PROBLEM TO WORK ON: Reproduce the entries word for word, and omit any picture you find in them.
***
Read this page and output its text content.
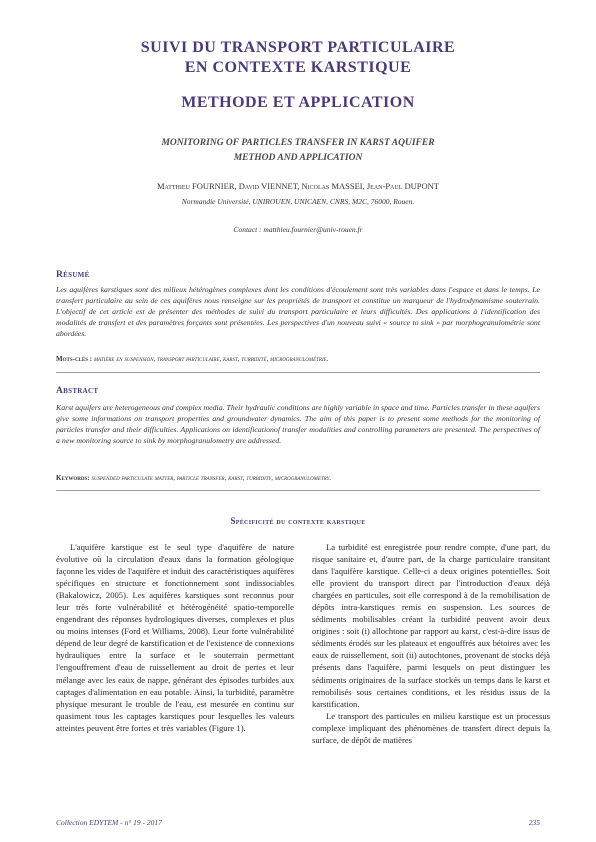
SUIVI DU TRANSPORT PARTICULAIRE
EN CONTEXTE KARSTIQUE
METHODE ET APPLICATION
MONITORING OF PARTICLES TRANSFER IN KARST AQUIFER
METHOD AND APPLICATION
Matthieu FOURNIER, David VIENNET, Nicolas MASSEI, Jean-Paul DUPONT
Normandie Université, UNIROUEN, UNICAEN, CNRS, M2C, 76000, Rouen.
Contact : matthieu.fournier@univ-rouen.fr
Résumé

Les aquifères karstiques sont des milieux hétérogènes complexes dont les conditions d'écoulement sont très variables dans l'espace et dans le temps. Le transfert particulaire au sein de ces aquifères nous renseigne sur les propriétés de transport et constitue un marqueur de l'hydrodynamisme souterrain. L'objectif de cet article est de présenter des méthodes de suivi du transport particulaire et leurs difficultés. Des applications à l'identification des modalités de transfert et des paramètres forçants sont présentées. Les perspectives d'un nouveau suivi « source to sink » par morphogranulométrie sont abordées.

Mots-clés : matière en suspension, transport particulaire, karst, turbidité, microgranulométrie.
Abstract

Karst aquifers are heterogeneous and complex media. Their hydraulic conditions are highly variable in space and time. Particles transfer in these aquifers give some informations on transport properties and groundwater dynamics. The aim of this paper is to present some methods for the monitoring of particles transfer and their difficulties. Applications on identificationof transfer modalities and controlling parameters are presented. The perspectives of a new monitoring source to sink by morphogranulometry are addressed.

Keywords: suspended particulate matter, particle transfer, karst, turbidity, microgranulometry.
Spécificité du contexte karstique

L'aquifère karstique est le seul type d'aquifère de nature évolutive où la circulation d'eaux dans la formation géologique façonne les vides de l'aquifère et induit des caractéristiques aquifères spécifiques en structure et fonctionnement sont indissociables (Bakalowicz, 2005). Les aquifères karstiques sont reconnus pour leur très forte vulnérabilité et hétérogénéité spatio-temporelle engendrant des réponses hydrologiques diverses, complexes et plus ou moins intenses (Ford et Williams, 2008). Leur forte vulnérabilité dépend de leur degré de karstification et de l'existence de connexions hydrauliques entre la surface et le souterrain permettant l'engouffrement d'eau de ruissellement au droit de pertes et leur mélange avec les eaux de nappe, générant des épisodes turbides aux captages d'alimentation en eau potable. Ainsi, la turbidité, paramètre physique mesurant le trouble de l'eau, est mesurée en continu sur quasiment tous les captages karstiques pour lesquelles les valeurs atteintes peuvent être fortes et très variables (Figure 1).

La turbidité est enregistrée pour rendre compte, d'une part, du risque sanitaire et, d'autre part, de la charge particulaire transitant dans l'aquifère karstique. Celle-ci a deux origines potentielles. Soit elle provient du transport direct par l'introduction d'eaux déjà chargées en particules, soit elle correspond à de la remobilisation de dépôts intra-karstiques remis en suspension. Les sources de sédiments mobilisables créant la turbidité peuvent avoir deux origines : soit (i) allochtone par rapport au karst, c'est-à-dire issus de sédiments érodés sur les plateaux et engouffrés aux bétoires avec les eaux de ruissellement, soit (ii) autochtones, provenant de stocks déjà présents dans l'aquifère, parmi lesquels on peut distinguer les sédiments originaires de la surface stockés un temps dans le karst et remobilisés sous certaines conditions, et les résidus issus de la karstification.

Le transport des particules en milieu karstique est un processus complexe impliquant des phénomènes de transfert direct depuis la surface, de dépôt de matières

Collection EDYTEM - n° 19 - 2017	235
***
ANSWER TO THE EXERCISE:
Read this page and output its text content.
SUIVI DU TRANSPORT PARTICULAIRE
EN CONTEXTE KARSTIQUE
METHODE ET APPLICATION
MONITORING OF PARTICLES TRANSFER IN KARST AQUIFER
METHOD AND APPLICATION
Matthieu FOURNIER, David VIENNET, Nicolas MASSEI, Jean-Paul DUPONT
Normandie Université, UNIROUEN, UNICAEN, CNRS, M2C, 76000, Rouen.
Contact : matthieu.fournier@univ-rouen.fr
Résumé

Les aquifères karstiques sont des milieux hétérogènes complexes dont les conditions d'écoulement sont très variables dans l'espace et dans le temps. Le transfert particulaire au sein de ces aquifères nous renseigne sur les propriétés de transport et constitue un marqueur de l'hydrodynamisme souterrain. L'objectif de cet article est de présenter des méthodes de suivi du transport particulaire et leurs difficultés. Des applications à l'identification des modalités de transfert et des paramètres forçants sont présentées. Les perspectives d'un nouveau suivi « source to sink » par morphogranulométrie sont abordées.

Mots-clés : matière en suspension, transport particulaire, karst, turbidité, microgranulométrie.
Abstract

Karst aquifers are heterogeneous and complex media. Their hydraulic conditions are highly variable in space and time. Particles transfer in these aquifers give some informations on transport properties and groundwater dynamics. The aim of this paper is to present some methods for the monitoring of particles transfer and their difficulties. Applications on identificationof transfer modalities and controlling parameters are presented. The perspectives of a new monitoring source to sink by morphogranulometry are addressed.

Keywords: suspended particulate matter, particle transfer, karst, turbidity, microgranulometry.
Spécificité du contexte karstique

L'aquifère karstique est le seul type d'aquifère de nature évolutive où la circulation d'eaux dans la formation géologique façonne les vides de l'aquifère et induit des caractéristiques aquifères spécifiques en structure et fonctionnement sont indissociables (Bakalowicz, 2005). Les aquifères karstiques sont reconnus pour leur très forte vulnérabilité et hétérogénéité spatio-temporelle engendrant des réponses hydrologiques diverses, complexes et plus ou moins intenses (Ford et Williams, 2008). Leur forte vulnérabilité dépend de leur degré de karstification et de l'existence de connexions hydrauliques entre la surface et le souterrain permettant l'engouffrement d'eau de ruissellement au droit de pertes et leur mélange avec les eaux de nappe, générant des épisodes turbides aux captages d'alimentation en eau potable. Ainsi, la turbidité, paramètre physique mesurant le trouble de l'eau, est mesurée en continu sur quasiment tous les captages karstiques pour lesquelles les valeurs atteintes peuvent être fortes et très variables (Figure 1).

La turbidité est enregistrée pour rendre compte, d'une part, du risque sanitaire et, d'autre part, de la charge particulaire transitant dans l'aquifère karstique. Celle-ci a deux origines potentielles. Soit elle provient du transport direct par l'introduction d'eaux déjà chargées en particules, soit elle correspond à de la remobilisation de dépôts intra-karstiques remis en suspension. Les sources de sédiments mobilisables créant la turbidité peuvent avoir deux origines : soit (i) allochtone par rapport au karst, c'est-à-dire issus de sédiments érodés sur les plateaux et engouffrés aux bétoires avec les eaux de ruissellement, soit (ii) autochtones, provenant de stocks déjà présents dans l'aquifère, parmi lesquels on peut distinguer les sédiments originaires de la surface stockés un temps dans le karst et remobilisés sous certaines conditions, et les résidus issus de la karstification.

Le transport des particules en milieu karstique est un processus complexe impliquant des phénomènes de transfert direct depuis la surface, de dépôt de matières

Collection EDYTEM - n° 19 - 2017	235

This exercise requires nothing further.